● Tasks to carry out
**a)** In the passage on deepfake job candidates, transcribe the text from "By Ankush Tiwari" up to and including "as job seekers.".
**b)** According to the passage on deepfake job candidates, what did hiring officers at the US information security company report hearing during interviews for remote-only positions?

Start of Passage provided

By Ankush Tiwari
“Hold your hand in front of your face,” the interviewer requested, curiously examining the visuals. The screening call took an unusual turn when he suspected manipulation in the video of a job candidate. It’s not uncommon for candidates to use filters to hide the messy background, say a restless dog or a cluttered bedroom. But this seemed different because the face blurred as the candidate moved.
When the request went unheeded the second time, the interview was swiftly ended. It was not an innocent filter but an elaborate deepfake generated by AI. HR leaders and job recruiters are increasingly running into deepfake candidates with various facial characteristics and assumed identities posing as job seekers.
As per a recent article by Fortune, an information security company based in the US encountered a similar problem first-hand, as hiring officers reported hearing weird noises and tonal irregularities when interviewing for remote-only positions.

End of Passage provided
Start of Dataset excerpts

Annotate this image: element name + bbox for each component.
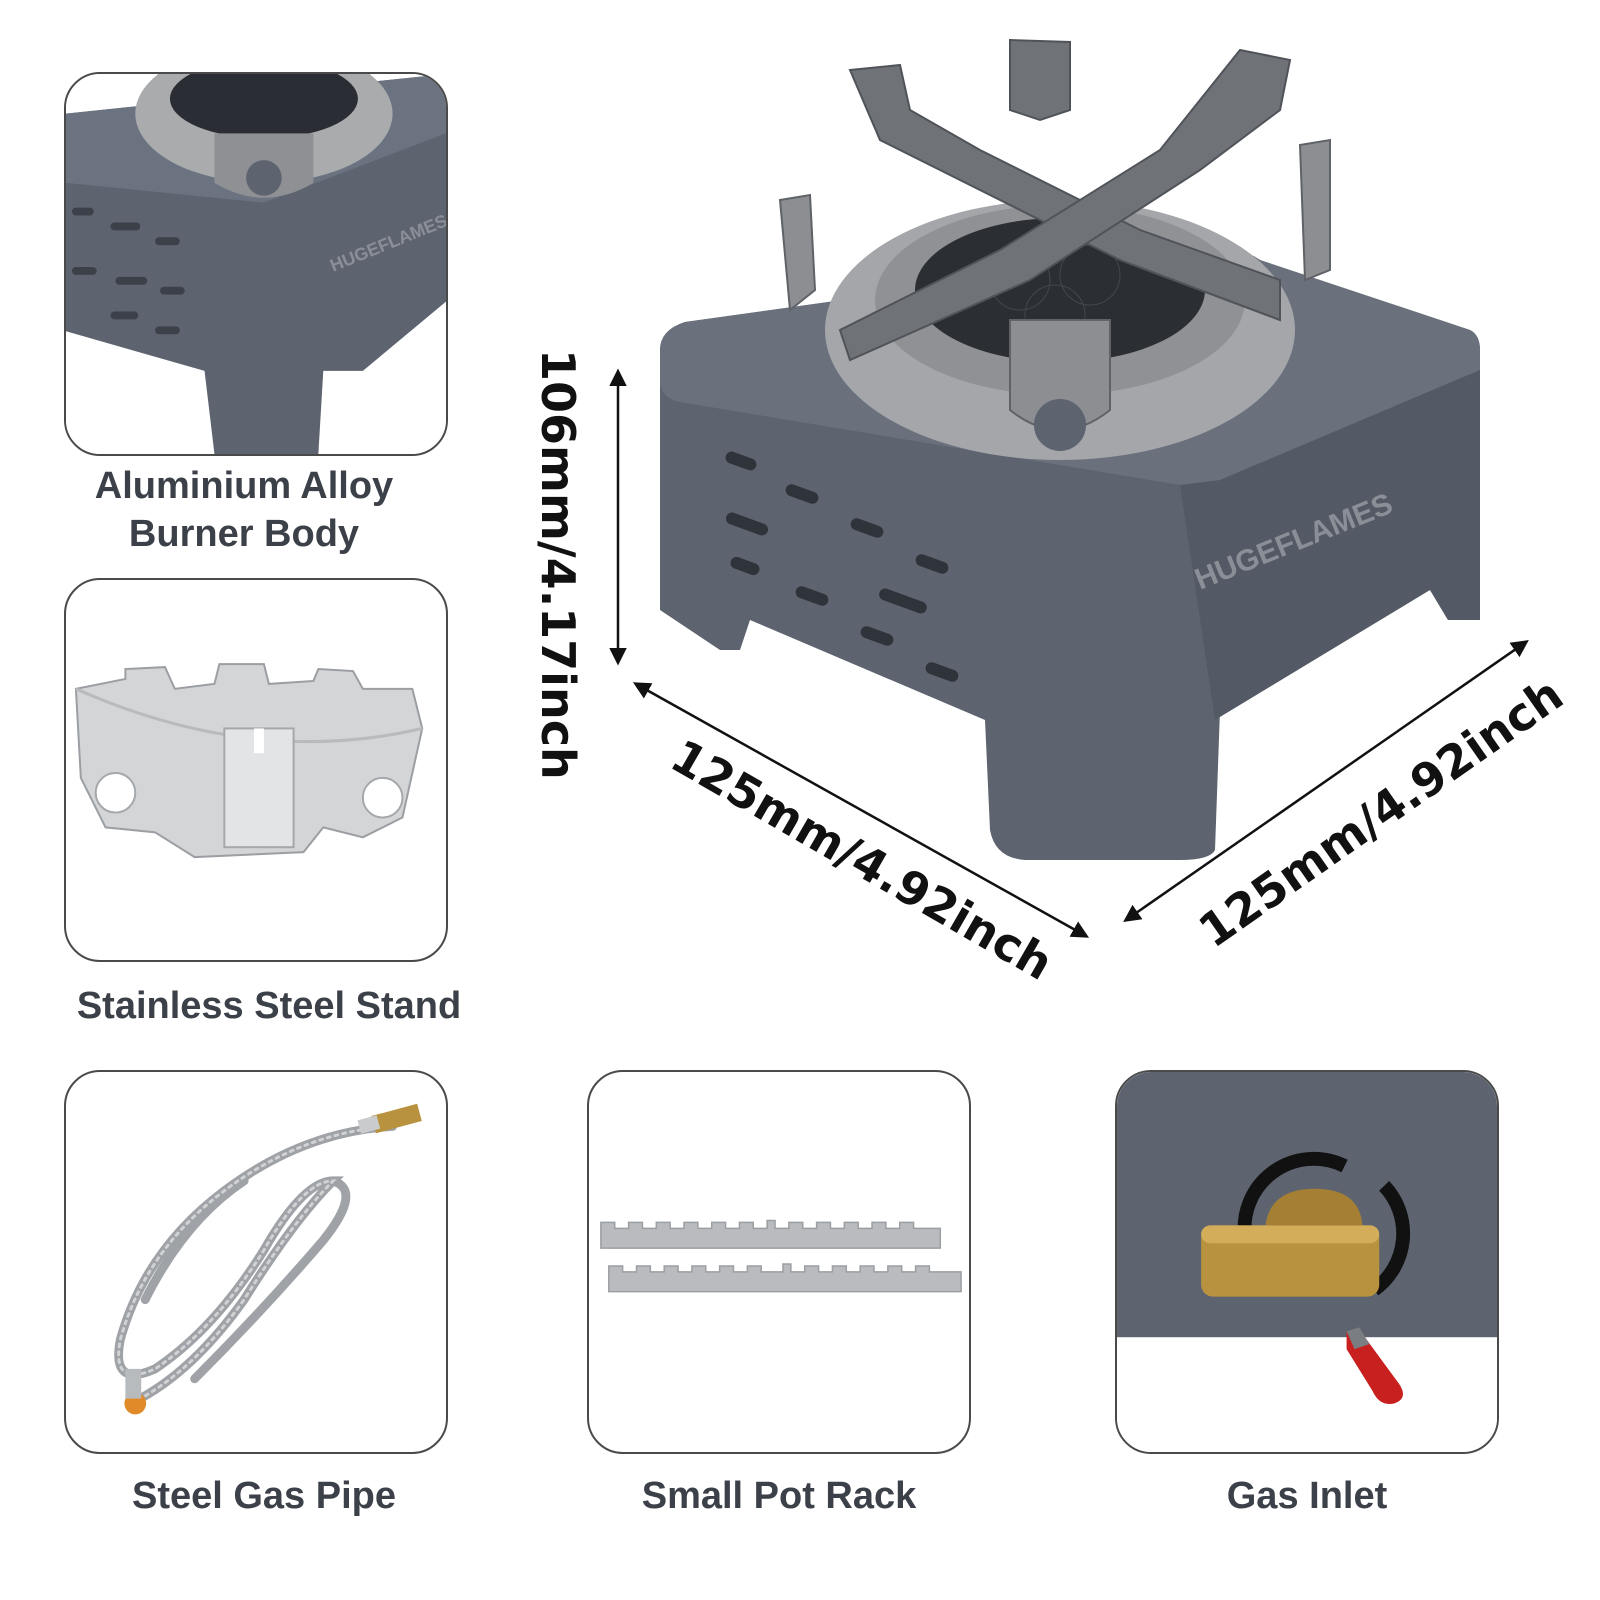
caption-pot-rack: Small Pot Rack xyxy=(641,1475,917,1517)
burner-body-closeup-icon: HUGEFLAMES xyxy=(66,74,446,454)
gas-pipe-icon xyxy=(114,1103,422,1415)
stove-main-image: HUGEFLAMES xyxy=(660,38,1480,860)
caption-gas-pipe: Steel Gas Pipe xyxy=(131,1475,396,1517)
gas-inlet-panel xyxy=(1115,1070,1499,1454)
gas-pipe-panel xyxy=(64,1070,448,1454)
burner-body-panel: HUGEFLAMES xyxy=(64,72,448,456)
caption-steel-stand: Stainless Steel Stand xyxy=(76,985,462,1027)
pot-rack-icon xyxy=(600,1219,962,1293)
caption-gas-inlet: Gas Inlet xyxy=(1226,1475,1388,1517)
gas-inlet-icon xyxy=(1117,1072,1497,1452)
steel-stand-icon xyxy=(74,663,424,859)
steel-stand-panel xyxy=(64,578,448,962)
caption-burner-body: Aluminium Alloy Burner Body xyxy=(94,465,394,555)
height-dimension-label: 106mm/4.17inch xyxy=(531,349,585,780)
pot-rack-panel xyxy=(587,1070,971,1454)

End of Dataset excerpts

● Solved problems
**a)**
By Ankush Tiwari
“Hold your hand in front of your face,” the interviewer requested, curiously examining the visuals. The screening call took an unusual turn when he suspected manipulation in the video of a job candidate. It’s not uncommon for candidates to use filters to hide the messy background, say a restless dog or a cluttered bedroom. But this seemed different because the face blurred as the candidate moved.
When the request went unheeded the second time, the interview was swiftly ended. It was not an innocent filter but an elaborate deepfake generated by AI. HR leaders and job recruiters are increasingly running into deepfake candidates with various facial characteristics and assumed identities posing as job seekers.

**b)** Weird noises and tonal irregularities.